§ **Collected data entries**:
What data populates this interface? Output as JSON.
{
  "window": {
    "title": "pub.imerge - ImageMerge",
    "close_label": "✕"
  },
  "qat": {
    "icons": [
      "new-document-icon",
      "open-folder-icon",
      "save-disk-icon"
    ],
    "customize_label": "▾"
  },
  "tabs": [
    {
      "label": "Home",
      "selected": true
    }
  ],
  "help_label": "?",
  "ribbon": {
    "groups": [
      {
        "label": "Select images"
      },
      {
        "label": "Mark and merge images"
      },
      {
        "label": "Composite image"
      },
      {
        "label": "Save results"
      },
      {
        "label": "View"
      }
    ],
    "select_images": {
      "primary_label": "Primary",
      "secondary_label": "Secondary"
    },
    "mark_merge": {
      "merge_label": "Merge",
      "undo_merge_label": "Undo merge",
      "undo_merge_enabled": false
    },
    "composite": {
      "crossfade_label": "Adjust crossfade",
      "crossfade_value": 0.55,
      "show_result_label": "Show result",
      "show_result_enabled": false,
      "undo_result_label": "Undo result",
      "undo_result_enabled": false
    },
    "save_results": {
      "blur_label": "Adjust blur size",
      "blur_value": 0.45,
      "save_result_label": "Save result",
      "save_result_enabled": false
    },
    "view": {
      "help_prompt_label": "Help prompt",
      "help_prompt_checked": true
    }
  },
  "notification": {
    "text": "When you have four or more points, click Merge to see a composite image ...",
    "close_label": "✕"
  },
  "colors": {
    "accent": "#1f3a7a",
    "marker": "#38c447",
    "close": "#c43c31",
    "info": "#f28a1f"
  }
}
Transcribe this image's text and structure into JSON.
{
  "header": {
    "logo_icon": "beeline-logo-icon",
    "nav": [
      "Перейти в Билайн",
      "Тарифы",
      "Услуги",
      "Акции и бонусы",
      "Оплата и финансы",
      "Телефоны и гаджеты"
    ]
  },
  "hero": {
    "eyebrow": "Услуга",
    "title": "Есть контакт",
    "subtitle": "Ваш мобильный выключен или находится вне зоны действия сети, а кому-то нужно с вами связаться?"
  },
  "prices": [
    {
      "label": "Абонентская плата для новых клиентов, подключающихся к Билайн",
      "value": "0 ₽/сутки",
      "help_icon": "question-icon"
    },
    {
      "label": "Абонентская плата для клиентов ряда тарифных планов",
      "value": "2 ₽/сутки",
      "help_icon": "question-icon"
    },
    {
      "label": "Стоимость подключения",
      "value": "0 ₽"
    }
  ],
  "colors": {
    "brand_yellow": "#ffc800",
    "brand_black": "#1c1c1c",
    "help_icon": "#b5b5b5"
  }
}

§ **Your objective**:
Copy every line of the data that holds the string "Абонентская".

§ **The response**:
      "label": "Абонентская плата для новых клиентов, подключающихся к Билайн",
      "label": "Абонентская плата для клиентов ряда тарифных планов",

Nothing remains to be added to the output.